**Entries shown:**
+-------+
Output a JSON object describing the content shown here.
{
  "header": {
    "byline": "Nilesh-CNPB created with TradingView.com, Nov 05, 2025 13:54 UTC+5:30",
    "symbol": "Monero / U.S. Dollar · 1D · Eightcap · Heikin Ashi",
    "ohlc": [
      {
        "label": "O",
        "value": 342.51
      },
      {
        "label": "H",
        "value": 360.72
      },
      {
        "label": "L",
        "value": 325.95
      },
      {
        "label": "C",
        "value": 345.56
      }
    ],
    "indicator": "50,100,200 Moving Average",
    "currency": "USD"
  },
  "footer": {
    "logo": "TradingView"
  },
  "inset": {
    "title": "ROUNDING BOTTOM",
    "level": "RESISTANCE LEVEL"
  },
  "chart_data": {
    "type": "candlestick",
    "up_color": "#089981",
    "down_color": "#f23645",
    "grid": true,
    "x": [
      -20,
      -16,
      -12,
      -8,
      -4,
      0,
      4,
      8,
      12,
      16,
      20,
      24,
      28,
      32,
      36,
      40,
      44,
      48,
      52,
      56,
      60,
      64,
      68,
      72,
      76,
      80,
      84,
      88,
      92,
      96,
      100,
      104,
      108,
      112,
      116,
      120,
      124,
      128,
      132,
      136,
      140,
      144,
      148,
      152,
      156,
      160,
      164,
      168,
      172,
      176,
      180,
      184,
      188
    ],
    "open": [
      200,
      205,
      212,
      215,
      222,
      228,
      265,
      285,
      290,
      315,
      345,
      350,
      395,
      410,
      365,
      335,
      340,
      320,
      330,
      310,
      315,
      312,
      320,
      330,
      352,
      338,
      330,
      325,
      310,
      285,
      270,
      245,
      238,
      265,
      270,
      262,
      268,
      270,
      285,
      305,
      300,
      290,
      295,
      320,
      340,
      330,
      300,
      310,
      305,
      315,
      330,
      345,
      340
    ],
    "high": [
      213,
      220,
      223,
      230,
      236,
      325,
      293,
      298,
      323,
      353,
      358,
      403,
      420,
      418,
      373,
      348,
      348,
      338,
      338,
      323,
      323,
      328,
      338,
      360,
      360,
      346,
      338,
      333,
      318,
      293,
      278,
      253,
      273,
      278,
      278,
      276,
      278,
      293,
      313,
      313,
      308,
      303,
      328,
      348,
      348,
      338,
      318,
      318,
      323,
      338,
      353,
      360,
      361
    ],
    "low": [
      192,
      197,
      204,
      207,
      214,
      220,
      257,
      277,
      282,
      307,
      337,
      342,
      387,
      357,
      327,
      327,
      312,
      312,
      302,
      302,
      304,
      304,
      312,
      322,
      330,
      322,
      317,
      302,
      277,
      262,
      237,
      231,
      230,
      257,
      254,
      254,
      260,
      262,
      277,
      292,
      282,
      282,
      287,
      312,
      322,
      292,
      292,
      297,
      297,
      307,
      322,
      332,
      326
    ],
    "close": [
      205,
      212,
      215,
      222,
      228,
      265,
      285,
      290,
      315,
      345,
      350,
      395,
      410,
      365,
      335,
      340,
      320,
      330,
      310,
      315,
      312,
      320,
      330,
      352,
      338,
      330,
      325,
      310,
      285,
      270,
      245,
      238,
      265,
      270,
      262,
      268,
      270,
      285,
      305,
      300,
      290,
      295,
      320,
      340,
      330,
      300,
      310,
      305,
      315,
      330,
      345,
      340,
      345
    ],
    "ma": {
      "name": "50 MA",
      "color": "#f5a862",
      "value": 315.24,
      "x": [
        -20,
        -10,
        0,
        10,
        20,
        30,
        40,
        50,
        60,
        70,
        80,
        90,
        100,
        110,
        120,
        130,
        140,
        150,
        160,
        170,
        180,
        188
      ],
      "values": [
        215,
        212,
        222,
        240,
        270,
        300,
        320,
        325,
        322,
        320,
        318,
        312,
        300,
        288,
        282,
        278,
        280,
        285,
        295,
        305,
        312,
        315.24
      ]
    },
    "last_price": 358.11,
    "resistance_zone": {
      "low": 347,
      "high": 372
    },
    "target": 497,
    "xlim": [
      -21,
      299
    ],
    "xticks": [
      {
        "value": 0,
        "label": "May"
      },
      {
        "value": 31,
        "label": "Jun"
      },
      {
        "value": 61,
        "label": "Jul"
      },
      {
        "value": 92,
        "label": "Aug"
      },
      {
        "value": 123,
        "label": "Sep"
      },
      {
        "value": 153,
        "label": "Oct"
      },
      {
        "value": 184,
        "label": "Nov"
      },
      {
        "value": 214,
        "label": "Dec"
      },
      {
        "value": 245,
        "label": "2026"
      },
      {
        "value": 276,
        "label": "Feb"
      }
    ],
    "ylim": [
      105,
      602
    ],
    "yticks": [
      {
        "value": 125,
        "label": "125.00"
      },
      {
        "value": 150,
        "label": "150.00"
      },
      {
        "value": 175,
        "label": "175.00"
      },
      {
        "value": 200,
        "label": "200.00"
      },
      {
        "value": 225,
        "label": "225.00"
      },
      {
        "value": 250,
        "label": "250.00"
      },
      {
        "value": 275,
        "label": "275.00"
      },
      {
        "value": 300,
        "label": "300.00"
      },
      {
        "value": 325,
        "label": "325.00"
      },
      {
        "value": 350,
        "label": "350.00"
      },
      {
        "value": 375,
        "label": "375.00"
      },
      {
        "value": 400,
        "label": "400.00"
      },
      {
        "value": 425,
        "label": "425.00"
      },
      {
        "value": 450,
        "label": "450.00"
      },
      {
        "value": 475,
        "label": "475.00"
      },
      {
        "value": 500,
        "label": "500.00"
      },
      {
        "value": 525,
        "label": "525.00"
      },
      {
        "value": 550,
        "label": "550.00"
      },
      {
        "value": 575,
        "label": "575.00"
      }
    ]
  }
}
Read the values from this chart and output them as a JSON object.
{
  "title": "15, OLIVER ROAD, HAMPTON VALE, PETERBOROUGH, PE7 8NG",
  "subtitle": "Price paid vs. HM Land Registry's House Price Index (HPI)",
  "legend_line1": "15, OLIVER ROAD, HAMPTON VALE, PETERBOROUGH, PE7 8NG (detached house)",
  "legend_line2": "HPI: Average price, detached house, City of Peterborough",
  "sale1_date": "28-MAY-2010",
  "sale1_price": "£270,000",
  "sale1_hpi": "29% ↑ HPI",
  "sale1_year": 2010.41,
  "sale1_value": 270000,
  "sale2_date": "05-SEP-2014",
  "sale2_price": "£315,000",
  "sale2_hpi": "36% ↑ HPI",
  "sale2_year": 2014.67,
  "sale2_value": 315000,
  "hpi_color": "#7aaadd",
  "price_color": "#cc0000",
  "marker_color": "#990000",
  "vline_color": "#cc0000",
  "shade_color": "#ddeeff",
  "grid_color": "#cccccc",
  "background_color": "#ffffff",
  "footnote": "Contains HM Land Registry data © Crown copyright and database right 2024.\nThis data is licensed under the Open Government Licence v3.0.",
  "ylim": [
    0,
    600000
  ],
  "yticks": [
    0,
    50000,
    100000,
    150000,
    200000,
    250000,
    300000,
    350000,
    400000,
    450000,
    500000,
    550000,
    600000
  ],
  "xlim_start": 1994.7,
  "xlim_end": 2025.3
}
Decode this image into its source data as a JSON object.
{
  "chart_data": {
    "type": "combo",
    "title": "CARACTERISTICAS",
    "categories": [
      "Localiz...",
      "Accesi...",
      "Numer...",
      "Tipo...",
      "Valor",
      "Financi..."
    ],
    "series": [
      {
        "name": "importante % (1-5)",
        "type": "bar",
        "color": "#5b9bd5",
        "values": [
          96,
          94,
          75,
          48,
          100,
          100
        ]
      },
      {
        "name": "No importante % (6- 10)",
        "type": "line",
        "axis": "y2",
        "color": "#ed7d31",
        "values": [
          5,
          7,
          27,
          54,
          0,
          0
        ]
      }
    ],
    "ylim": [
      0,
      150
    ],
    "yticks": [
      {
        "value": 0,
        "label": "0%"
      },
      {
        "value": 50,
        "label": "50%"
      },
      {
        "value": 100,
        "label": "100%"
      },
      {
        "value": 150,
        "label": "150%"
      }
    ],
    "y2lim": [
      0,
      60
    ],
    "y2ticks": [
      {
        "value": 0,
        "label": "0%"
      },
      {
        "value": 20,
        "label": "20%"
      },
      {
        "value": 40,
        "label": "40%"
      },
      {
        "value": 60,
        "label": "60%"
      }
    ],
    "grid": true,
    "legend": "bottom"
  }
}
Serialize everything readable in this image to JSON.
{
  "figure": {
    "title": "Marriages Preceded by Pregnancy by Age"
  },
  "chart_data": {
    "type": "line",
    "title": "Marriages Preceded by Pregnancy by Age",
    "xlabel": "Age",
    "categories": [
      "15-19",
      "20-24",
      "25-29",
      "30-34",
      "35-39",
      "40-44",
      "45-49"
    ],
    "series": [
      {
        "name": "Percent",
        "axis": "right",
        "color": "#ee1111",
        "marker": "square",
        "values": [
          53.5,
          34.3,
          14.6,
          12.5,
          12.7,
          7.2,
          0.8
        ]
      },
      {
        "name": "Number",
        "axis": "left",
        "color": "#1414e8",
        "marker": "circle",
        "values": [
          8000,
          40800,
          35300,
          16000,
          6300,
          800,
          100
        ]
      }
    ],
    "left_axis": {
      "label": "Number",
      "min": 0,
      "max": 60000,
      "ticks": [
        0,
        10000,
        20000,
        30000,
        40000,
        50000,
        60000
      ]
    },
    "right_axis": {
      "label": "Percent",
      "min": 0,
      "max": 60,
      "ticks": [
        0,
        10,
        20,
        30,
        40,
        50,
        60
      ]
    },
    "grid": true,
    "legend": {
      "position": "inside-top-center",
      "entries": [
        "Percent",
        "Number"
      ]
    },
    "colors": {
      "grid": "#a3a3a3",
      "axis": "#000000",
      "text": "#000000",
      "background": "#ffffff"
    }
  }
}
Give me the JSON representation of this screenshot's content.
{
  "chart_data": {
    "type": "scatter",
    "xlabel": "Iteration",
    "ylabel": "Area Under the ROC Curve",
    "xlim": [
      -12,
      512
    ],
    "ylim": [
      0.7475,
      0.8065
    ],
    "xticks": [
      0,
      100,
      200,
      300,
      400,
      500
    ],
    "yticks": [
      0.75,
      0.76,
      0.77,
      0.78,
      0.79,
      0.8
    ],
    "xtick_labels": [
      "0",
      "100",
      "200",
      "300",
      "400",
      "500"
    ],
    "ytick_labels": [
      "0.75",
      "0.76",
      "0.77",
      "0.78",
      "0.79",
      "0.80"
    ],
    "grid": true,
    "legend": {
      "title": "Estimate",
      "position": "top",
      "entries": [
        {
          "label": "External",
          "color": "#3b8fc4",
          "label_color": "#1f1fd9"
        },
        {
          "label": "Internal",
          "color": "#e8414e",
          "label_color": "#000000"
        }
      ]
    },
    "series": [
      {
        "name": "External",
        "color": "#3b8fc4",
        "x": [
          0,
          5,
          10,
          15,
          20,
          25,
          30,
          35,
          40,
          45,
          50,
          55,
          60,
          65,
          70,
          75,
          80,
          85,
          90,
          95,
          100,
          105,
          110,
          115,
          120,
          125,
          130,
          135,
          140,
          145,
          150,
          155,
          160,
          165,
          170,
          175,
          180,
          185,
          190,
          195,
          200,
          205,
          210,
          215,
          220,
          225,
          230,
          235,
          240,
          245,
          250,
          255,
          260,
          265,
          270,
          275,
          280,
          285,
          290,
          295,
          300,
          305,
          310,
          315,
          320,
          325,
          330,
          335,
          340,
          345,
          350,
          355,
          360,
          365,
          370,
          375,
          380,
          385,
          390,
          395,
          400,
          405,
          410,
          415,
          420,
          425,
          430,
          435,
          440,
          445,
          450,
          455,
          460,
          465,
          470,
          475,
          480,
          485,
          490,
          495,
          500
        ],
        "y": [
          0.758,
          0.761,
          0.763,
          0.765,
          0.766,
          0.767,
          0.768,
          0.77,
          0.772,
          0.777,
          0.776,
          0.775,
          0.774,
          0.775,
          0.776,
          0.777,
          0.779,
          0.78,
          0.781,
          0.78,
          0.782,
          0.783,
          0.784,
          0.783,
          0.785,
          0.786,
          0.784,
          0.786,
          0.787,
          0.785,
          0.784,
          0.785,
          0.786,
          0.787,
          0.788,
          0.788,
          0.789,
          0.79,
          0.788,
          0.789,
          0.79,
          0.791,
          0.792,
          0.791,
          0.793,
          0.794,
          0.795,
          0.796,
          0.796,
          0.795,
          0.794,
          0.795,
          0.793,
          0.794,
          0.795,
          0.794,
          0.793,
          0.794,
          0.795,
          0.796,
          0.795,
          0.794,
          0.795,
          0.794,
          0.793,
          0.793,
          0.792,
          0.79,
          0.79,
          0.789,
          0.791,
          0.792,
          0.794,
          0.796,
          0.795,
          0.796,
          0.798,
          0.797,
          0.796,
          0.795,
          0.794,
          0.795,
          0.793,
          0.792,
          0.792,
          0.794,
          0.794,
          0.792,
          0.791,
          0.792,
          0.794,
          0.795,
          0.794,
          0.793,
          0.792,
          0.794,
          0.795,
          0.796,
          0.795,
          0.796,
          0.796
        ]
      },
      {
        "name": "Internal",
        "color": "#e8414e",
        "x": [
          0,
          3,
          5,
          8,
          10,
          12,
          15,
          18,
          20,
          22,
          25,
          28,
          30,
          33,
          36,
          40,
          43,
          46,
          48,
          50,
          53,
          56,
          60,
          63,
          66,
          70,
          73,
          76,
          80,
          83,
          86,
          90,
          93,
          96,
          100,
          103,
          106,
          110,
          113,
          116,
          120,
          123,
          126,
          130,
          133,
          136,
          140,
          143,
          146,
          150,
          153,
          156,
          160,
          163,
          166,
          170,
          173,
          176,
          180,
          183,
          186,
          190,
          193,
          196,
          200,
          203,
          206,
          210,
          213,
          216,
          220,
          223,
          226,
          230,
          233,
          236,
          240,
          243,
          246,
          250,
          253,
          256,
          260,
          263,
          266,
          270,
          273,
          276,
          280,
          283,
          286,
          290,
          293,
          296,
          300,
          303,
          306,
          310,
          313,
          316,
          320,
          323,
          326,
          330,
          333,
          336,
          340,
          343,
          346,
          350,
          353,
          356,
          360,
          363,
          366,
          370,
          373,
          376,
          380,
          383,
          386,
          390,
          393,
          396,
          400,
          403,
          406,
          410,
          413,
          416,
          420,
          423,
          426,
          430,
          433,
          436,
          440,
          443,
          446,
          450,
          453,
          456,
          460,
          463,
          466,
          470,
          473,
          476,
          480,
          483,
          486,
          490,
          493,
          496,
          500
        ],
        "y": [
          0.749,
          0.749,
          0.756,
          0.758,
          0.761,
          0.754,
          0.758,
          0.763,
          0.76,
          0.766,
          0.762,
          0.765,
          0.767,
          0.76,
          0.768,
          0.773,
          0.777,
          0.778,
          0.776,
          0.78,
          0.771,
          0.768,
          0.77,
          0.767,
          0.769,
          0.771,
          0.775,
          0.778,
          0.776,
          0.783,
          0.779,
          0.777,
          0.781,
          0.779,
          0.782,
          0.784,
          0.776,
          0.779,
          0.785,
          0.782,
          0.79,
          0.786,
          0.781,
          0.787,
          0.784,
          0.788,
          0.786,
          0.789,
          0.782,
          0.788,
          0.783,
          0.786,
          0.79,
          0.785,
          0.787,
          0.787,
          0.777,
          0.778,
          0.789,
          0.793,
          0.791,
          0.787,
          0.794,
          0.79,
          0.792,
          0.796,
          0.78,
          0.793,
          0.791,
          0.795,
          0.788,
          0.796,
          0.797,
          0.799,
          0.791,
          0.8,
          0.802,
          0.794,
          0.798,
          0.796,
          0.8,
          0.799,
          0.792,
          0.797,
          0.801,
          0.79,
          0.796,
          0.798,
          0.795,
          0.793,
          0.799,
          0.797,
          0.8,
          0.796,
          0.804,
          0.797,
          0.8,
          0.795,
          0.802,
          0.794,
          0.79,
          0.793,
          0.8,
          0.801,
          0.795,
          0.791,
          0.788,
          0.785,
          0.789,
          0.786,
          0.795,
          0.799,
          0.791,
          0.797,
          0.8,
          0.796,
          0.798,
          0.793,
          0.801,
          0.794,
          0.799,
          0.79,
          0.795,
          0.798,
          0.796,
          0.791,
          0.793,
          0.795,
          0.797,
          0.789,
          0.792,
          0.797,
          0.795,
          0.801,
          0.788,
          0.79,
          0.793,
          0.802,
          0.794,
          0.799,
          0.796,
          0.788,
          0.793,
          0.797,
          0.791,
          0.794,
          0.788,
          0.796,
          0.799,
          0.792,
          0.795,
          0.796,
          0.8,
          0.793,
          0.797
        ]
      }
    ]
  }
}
+-------+
**Task directions:** Tally how many lines of the data include the word "HAMPTON". Write the number and nothing else.

**Response for this exercise:** 2